## Fragment tekstu
'''

Liga Narodów. Klęska Amerykanek w starciu z Chinkami. Polki coraz niżej w tabeli

Po sobotnich meczach poznaliśmy czwórkę finalistów Ligi Narodów Kobiet 2021. Niedzielne starcia nie miały więc większego znaczenia. Chinki do swojego meczu podeszły jednak na poważnie i sprawiły srogie lanie niepokonanym wcześniej Amerykankom.

Jacek Pawłowski
Jacek Pawłowski
Zhang Changning Getty Images / Takashi Aoyama / Na zdjęciu: Zhang Changning
Niedziela to ostatni dzień kwalifikacji do Final Four Ligi Narodów Kobiet 2021. Tegoroczna edycja jest historyczna, bowiem po raz pierwszy udział w turnieju finałowym wezmą cztery, nie sześć drużyn, a sama walka o medale toczyć się będzie systemem pucharowym. FIVB zdecydowała również, że kolejna edycja turnieju odbędzie się w identycznym składzie. Ekipy pływające, tj. Polska, Dominikana, Belgia i Kanada mogły więc rywalizować bez presji.

'''

## Cel zadania
Napisz dalszą część artykułu o Lidze Narodów Kobiet, zaczynając po jego ostatnim zdaniu. Wiersze nie mają żadnego związku z artykułem o Lidze Narodów Kobiet.

(Rekordy zawarte w zbiorze danych)
'''

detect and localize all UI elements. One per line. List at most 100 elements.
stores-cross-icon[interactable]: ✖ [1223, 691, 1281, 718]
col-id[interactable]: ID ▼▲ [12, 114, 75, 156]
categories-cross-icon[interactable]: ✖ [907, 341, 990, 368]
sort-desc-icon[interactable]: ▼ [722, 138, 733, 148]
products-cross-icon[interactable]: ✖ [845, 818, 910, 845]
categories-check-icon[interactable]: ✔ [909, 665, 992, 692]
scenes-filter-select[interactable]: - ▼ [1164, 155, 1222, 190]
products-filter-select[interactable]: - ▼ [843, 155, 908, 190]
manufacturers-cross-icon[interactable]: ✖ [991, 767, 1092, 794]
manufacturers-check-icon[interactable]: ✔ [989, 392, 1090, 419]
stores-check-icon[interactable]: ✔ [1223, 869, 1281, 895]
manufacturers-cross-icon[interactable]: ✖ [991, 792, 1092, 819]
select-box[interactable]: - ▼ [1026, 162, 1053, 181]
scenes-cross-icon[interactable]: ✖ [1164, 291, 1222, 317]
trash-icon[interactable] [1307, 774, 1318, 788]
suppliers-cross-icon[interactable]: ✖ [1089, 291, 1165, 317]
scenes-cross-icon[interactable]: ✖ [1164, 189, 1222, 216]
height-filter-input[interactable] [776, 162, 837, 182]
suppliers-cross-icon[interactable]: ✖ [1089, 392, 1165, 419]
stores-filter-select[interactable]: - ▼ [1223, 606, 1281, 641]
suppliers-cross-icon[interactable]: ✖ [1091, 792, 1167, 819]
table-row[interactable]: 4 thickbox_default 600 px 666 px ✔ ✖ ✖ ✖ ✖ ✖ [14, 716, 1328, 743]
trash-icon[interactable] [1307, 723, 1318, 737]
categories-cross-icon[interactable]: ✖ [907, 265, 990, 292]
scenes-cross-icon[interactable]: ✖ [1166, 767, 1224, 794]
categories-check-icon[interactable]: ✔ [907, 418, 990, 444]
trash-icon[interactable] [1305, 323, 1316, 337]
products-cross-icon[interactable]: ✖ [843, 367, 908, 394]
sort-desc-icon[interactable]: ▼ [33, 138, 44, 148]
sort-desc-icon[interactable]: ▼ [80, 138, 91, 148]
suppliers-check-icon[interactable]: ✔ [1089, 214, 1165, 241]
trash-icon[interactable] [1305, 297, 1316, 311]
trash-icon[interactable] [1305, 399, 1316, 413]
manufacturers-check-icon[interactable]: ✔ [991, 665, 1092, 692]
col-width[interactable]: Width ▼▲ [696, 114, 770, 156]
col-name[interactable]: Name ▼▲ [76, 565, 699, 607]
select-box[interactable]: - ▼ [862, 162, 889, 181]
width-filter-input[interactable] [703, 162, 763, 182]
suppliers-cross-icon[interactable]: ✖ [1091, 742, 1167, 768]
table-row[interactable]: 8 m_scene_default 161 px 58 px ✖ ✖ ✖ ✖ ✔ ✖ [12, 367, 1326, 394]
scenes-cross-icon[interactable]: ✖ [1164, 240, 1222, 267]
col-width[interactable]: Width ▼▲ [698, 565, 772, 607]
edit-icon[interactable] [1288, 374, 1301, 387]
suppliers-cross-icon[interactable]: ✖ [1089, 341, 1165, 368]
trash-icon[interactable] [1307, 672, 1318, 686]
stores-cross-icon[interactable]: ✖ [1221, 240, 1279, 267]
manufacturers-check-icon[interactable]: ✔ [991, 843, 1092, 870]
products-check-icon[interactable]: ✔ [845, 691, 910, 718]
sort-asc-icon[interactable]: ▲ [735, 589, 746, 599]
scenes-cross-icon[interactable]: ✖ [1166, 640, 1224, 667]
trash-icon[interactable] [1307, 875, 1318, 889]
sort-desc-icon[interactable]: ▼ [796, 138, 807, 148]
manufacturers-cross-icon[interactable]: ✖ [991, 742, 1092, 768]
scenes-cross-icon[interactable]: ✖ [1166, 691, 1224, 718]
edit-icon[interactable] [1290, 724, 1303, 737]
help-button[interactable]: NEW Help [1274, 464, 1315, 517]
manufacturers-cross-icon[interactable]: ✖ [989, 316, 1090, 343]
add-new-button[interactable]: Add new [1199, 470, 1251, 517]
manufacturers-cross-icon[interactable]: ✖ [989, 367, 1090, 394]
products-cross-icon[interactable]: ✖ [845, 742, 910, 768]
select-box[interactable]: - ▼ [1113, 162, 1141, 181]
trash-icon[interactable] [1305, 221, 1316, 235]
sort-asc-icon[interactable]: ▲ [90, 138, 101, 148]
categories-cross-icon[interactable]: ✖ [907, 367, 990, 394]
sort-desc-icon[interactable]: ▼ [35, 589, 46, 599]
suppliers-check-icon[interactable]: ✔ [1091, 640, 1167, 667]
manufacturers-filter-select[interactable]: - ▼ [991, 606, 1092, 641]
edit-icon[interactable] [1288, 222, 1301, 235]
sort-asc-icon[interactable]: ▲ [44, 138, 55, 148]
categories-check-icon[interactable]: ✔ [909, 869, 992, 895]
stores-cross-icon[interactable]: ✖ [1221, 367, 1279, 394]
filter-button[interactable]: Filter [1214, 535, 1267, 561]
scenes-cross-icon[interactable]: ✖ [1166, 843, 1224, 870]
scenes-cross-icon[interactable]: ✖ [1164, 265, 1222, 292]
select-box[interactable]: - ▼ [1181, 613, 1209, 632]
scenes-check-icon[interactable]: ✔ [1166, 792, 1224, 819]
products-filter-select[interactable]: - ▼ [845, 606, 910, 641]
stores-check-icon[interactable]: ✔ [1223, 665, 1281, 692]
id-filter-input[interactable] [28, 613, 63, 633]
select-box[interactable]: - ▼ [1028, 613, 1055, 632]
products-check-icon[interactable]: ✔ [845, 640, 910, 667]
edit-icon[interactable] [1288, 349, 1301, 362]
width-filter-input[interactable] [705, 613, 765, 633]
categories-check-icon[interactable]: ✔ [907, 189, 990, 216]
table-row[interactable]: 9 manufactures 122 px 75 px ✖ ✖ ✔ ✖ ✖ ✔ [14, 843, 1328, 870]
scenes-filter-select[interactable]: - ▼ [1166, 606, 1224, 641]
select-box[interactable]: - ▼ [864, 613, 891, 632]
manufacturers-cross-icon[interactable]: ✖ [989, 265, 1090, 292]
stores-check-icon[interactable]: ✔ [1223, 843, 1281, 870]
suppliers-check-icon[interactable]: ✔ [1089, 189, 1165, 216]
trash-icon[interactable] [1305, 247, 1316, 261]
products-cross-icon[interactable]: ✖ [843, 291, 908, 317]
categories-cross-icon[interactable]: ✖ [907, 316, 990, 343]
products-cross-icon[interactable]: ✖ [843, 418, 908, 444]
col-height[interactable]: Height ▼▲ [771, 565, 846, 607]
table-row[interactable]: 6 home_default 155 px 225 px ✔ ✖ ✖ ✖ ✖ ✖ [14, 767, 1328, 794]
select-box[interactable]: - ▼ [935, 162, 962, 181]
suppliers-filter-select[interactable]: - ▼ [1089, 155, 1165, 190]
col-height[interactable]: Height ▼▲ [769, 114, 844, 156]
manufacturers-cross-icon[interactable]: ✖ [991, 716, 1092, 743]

'''

## Wynik ćwiczenia
Grające na luzie Dominikanki okazały się rewelacją turnieju w Rimini, będąc krok od awansu do Final Four. Z rywalizacją pożegnały się jednak w mieszanych nastrojach, bowiem mimo prowadzenia 2:0 z Niemkami, triumfowały dopiero po tiebreaku. Mimo wszystko bilans 9 zwycięstw - 6 porażek, to z pewnością więcej niż  oczekiwał sztab szkoleniowy przed startem zmagań.

Niespodzianką zakończyło się starcie Amerykanek z Chinkami. Ekipa zza oceanu poniosła pierwszą, ale bardzo srogą porażkę. Trzeba jednak przyznać, że Karch Kiraly pozwolił sobie w tym spotkaniu na eksperymenty. Na pozycji libero zagrała bowiem nominalna przyjmująca Kimberly Hill, a cały mecz z kwadratu dla rezerwowych obejrzały Jordan Larson-Burbach i Channon Thompson.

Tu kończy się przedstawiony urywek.